TRECHO CITADO:

# # # # #

Vou resumir: o peixe, o vinho, a música que acariciava nossos ouvidos, o clima, enfim, estava tudo perfeito. Passamos, Maitê e eu, a noite inteira conversando sobre literatura e poesia - ela é uma excepcional conhecedora das letras - e marcamos mais alguns encontros para breve.
Sobre mentir, não concordo. Continuo achando uma coisa horrorosa, feia e desnecessária. Afinal...
12 comentários:
:-)
Eu, como você, detesto mentir.
Maitê? linda, adorei os dois livros dela, escreve do jeito que gosto de ler... bem recebi um email dela outro dia, numa visita ao meu blog me deu uma dica que venho tentado aplicar...
Pois é...hehehehehe
Abraço Beto
Silvares, acredito que na parte prática, as drogas sejam responsável por grande parte do mal que anda por aí, e na parte, digamos, espiuritual, seja a mentira. Essas duas parceiras são campeãs em destruição.

# # # # #

Listagens de elementos anotados:
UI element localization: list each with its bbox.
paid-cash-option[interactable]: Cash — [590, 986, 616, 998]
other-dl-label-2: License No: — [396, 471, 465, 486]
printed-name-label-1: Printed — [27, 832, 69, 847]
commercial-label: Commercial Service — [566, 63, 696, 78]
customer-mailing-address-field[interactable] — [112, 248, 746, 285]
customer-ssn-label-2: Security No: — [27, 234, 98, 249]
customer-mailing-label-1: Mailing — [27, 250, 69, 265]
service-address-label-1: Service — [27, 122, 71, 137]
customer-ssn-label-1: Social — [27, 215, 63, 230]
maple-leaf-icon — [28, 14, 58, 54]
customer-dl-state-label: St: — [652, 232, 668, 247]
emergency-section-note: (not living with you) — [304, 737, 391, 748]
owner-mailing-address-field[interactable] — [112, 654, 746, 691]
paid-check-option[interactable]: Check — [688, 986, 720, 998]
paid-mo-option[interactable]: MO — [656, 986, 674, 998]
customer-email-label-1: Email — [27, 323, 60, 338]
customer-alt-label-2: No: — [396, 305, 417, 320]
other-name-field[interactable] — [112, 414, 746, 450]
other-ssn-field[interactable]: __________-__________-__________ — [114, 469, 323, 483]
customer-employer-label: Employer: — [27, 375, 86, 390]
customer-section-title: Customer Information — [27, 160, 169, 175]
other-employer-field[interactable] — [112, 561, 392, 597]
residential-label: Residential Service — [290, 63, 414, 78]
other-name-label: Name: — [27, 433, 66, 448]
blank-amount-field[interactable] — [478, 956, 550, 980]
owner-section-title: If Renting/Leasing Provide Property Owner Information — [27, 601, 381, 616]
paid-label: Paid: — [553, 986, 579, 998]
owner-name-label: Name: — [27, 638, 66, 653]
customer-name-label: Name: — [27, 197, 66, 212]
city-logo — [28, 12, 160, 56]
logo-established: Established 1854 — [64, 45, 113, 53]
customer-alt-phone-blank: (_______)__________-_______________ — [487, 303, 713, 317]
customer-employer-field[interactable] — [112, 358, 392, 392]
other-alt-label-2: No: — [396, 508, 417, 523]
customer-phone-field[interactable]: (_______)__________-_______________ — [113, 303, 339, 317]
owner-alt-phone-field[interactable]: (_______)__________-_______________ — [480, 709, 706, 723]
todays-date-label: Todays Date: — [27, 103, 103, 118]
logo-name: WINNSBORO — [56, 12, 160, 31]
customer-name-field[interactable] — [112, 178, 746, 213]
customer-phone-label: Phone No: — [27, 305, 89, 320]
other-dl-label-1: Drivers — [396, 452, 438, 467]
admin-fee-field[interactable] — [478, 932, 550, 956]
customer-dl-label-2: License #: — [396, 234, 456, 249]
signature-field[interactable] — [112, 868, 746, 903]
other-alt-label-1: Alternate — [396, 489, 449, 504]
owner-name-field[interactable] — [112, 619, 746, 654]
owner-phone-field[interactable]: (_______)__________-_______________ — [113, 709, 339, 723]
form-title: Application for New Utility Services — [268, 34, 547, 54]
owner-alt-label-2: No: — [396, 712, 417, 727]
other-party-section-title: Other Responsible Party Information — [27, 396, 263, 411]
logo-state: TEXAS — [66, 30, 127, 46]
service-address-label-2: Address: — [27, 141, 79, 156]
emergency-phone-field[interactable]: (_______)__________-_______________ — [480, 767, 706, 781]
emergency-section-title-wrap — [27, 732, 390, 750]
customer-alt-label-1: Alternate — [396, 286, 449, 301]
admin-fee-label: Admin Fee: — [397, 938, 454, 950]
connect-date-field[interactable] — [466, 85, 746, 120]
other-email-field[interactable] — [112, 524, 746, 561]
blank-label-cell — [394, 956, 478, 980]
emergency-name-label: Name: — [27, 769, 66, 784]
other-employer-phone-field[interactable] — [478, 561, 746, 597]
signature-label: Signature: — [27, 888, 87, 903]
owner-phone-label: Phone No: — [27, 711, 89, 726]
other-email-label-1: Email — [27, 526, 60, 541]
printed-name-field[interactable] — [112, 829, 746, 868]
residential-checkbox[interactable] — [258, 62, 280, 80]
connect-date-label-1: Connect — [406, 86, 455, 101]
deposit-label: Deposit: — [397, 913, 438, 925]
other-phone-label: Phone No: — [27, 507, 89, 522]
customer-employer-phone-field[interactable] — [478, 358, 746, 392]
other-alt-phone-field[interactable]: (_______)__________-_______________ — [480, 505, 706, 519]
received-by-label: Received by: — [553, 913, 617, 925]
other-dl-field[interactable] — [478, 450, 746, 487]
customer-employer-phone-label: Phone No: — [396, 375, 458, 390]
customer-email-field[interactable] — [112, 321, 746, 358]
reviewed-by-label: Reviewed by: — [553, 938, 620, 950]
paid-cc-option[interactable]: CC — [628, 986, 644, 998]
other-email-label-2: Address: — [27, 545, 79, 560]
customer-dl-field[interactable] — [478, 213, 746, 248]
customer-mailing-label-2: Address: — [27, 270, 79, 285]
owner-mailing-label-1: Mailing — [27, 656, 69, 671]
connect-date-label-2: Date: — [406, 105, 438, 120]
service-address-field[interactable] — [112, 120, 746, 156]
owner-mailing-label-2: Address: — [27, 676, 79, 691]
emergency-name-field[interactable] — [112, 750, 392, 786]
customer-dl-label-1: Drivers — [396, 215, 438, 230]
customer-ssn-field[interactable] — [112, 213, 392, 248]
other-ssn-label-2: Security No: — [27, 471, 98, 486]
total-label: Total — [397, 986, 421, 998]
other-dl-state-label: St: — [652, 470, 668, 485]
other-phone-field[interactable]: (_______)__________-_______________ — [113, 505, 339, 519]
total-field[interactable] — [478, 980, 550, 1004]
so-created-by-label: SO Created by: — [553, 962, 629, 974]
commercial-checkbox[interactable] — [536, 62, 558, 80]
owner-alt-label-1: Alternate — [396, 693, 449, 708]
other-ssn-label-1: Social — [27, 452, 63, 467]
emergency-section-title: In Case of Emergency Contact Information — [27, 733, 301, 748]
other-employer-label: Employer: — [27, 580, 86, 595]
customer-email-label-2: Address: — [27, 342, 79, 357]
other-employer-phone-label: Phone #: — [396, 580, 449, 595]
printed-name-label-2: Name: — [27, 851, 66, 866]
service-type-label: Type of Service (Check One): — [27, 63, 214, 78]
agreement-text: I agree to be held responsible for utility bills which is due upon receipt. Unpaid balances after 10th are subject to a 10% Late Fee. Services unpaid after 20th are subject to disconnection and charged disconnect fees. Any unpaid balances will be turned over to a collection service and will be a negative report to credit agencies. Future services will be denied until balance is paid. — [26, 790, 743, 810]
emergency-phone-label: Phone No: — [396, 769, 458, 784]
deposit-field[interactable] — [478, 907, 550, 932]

# # # # #

TAREFAS:
A. Transcreva integralmente o trecho citado.
B. Reproduza tudo desde o início das entradas até a linha que contém "customer-ssn-label-1: Social —", inclusive, trocando "Commercial Service" por "Business Service" e mantendo o restante inalterado.

SOLUÇÕES:
A.
Vou resumir: o peixe, o vinho, a música que acariciava nossos ouvidos, o clima, enfim, estava tudo perfeito. Passamos, Maitê e eu, a noite inteira conversando sobre literatura e poesia - ela é uma excepcional conhecedora das letras - e marcamos mais alguns encontros para breve.
Sobre mentir, não concordo. Continuo achando uma coisa horrorosa, feia e desnecessária. Afinal...
12 comentários:
:-)
Eu, como você, detesto mentir.
Maitê? linda, adorei os dois livros dela, escreve do jeito que gosto de ler... bem recebi um email dela outro dia, numa visita ao meu blog me deu uma dica que venho tentado aplicar...
Pois é...hehehehehe
Abraço Beto
Silvares, acredito que na parte prática, as drogas sejam responsável por grande parte do mal que anda por aí, e na parte, digamos, espiuritual, seja a mentira. Essas duas parceiras são campeãs em destruição.

B.
UI element localization: list each with its bbox.
paid-cash-option[interactable]: Cash — [590, 986, 616, 998]
other-dl-label-2: License No: — [396, 471, 465, 486]
printed-name-label-1: Printed — [27, 832, 69, 847]
commercial-label: Business Service — [566, 63, 696, 78]
customer-mailing-address-field[interactable] — [112, 248, 746, 285]
customer-ssn-label-2: Security No: — [27, 234, 98, 249]
customer-mailing-label-1: Mailing — [27, 250, 69, 265]
service-address-label-1: Service — [27, 122, 71, 137]
customer-ssn-label-1: Social — [27, 215, 63, 230]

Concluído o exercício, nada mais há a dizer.